* Begin *

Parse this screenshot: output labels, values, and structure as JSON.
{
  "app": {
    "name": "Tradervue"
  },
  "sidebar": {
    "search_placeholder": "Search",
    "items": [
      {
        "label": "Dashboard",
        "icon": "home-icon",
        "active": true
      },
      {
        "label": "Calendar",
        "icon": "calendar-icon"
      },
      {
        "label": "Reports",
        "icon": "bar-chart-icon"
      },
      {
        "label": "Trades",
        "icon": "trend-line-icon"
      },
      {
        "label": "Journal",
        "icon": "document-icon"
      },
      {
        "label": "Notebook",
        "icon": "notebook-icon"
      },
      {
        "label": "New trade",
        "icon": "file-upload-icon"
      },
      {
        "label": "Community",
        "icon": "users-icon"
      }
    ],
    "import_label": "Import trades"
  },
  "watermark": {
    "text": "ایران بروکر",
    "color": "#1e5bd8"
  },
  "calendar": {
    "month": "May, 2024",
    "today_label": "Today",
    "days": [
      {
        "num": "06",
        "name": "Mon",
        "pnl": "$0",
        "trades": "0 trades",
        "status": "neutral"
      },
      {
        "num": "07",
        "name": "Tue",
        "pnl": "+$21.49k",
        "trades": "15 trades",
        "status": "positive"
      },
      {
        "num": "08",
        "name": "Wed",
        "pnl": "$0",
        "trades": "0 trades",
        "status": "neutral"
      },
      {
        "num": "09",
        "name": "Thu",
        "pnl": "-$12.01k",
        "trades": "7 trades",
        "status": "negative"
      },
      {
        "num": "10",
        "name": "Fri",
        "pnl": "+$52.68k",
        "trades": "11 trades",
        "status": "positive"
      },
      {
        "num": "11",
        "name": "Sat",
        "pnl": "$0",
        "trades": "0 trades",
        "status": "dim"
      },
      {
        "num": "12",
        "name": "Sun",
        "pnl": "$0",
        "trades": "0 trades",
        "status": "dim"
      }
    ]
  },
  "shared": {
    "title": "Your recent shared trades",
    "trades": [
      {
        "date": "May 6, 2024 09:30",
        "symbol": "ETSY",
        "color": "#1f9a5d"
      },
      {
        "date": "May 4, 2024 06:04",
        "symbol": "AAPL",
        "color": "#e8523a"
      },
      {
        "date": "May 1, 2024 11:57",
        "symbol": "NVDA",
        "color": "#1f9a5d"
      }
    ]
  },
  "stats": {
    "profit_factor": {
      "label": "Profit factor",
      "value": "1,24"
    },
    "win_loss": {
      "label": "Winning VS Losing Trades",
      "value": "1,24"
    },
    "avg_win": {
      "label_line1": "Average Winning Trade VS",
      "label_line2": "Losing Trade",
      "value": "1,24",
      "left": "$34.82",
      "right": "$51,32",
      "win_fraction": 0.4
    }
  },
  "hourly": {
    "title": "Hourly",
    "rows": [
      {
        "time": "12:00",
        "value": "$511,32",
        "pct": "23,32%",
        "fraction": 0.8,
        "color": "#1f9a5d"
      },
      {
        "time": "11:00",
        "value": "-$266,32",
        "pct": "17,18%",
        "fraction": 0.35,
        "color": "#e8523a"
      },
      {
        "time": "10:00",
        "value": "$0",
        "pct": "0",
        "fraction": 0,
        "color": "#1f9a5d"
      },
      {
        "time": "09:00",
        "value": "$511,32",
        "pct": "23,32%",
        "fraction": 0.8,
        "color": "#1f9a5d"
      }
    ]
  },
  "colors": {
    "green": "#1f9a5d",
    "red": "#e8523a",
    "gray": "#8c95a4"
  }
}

* End *

_THE EXERCISE:_
Faithfully reproduce all of the records, character for character.

_REPLY TO THE EXERCISE:_
Parse this screenshot: output labels, values, and structure as JSON.
{
  "app": {
    "name": "Tradervue"
  },
  "sidebar": {
    "search_placeholder": "Search",
    "items": [
      {
        "label": "Dashboard",
        "icon": "home-icon",
        "active": true
      },
      {
        "label": "Calendar",
        "icon": "calendar-icon"
      },
      {
        "label": "Reports",
        "icon": "bar-chart-icon"
      },
      {
        "label": "Trades",
        "icon": "trend-line-icon"
      },
      {
        "label": "Journal",
        "icon": "document-icon"
      },
      {
        "label": "Notebook",
        "icon": "notebook-icon"
      },
      {
        "label": "New trade",
        "icon": "file-upload-icon"
      },
      {
        "label": "Community",
        "icon": "users-icon"
      }
    ],
    "import_label": "Import trades"
  },
  "watermark": {
    "text": "ایران بروکر",
    "color": "#1e5bd8"
  },
  "calendar": {
    "month": "May, 2024",
    "today_label": "Today",
    "days": [
      {
        "num": "06",
        "name": "Mon",
        "pnl": "$0",
        "trades": "0 trades",
        "status": "neutral"
      },
      {
        "num": "07",
        "name": "Tue",
        "pnl": "+$21.49k",
        "trades": "15 trades",
        "status": "positive"
      },
      {
        "num": "08",
        "name": "Wed",
        "pnl": "$0",
        "trades": "0 trades",
        "status": "neutral"
      },
      {
        "num": "09",
        "name": "Thu",
        "pnl": "-$12.01k",
        "trades": "7 trades",
        "status": "negative"
      },
      {
        "num": "10",
        "name": "Fri",
        "pnl": "+$52.68k",
        "trades": "11 trades",
        "status": "positive"
      },
      {
        "num": "11",
        "name": "Sat",
        "pnl": "$0",
        "trades": "0 trades",
        "status": "dim"
      },
      {
        "num": "12",
        "name": "Sun",
        "pnl": "$0",
        "trades": "0 trades",
        "status": "dim"
      }
    ]
  },
  "shared": {
    "title": "Your recent shared trades",
    "trades": [
      {
        "date": "May 6, 2024 09:30",
        "symbol": "ETSY",
        "color": "#1f9a5d"
      },
      {
        "date": "May 4, 2024 06:04",
        "symbol": "AAPL",
        "color": "#e8523a"
      },
      {
        "date": "May 1, 2024 11:57",
        "symbol": "NVDA",
        "color": "#1f9a5d"
      }
    ]
  },
  "stats": {
    "profit_factor": {
      "label": "Profit factor",
      "value": "1,24"
    },
    "win_loss": {
      "label": "Winning VS Losing Trades",
      "value": "1,24"
    },
    "avg_win": {
      "label_line1": "Average Winning Trade VS",
      "label_line2": "Losing Trade",
      "value": "1,24",
      "left": "$34.82",
      "right": "$51,32",
      "win_fraction": 0.4
    }
  },
  "hourly": {
    "title": "Hourly",
    "rows": [
      {
        "time": "12:00",
        "value": "$511,32",
        "pct": "23,32%",
        "fraction": 0.8,
        "color": "#1f9a5d"
      },
      {
        "time": "11:00",
        "value": "-$266,32",
        "pct": "17,18%",
        "fraction": 0.35,
        "color": "#e8523a"
      },
      {
        "time": "10:00",
        "value": "$0",
        "pct": "0",
        "fraction": 0,
        "color": "#1f9a5d"
      },
      {
        "time": "09:00",
        "value": "$511,32",
        "pct": "23,32%",
        "fraction": 0.8,
        "color": "#1f9a5d"
      }
    ]
  },
  "colors": {
    "green": "#1f9a5d",
    "red": "#e8523a",
    "gray": "#8c95a4"
  }
}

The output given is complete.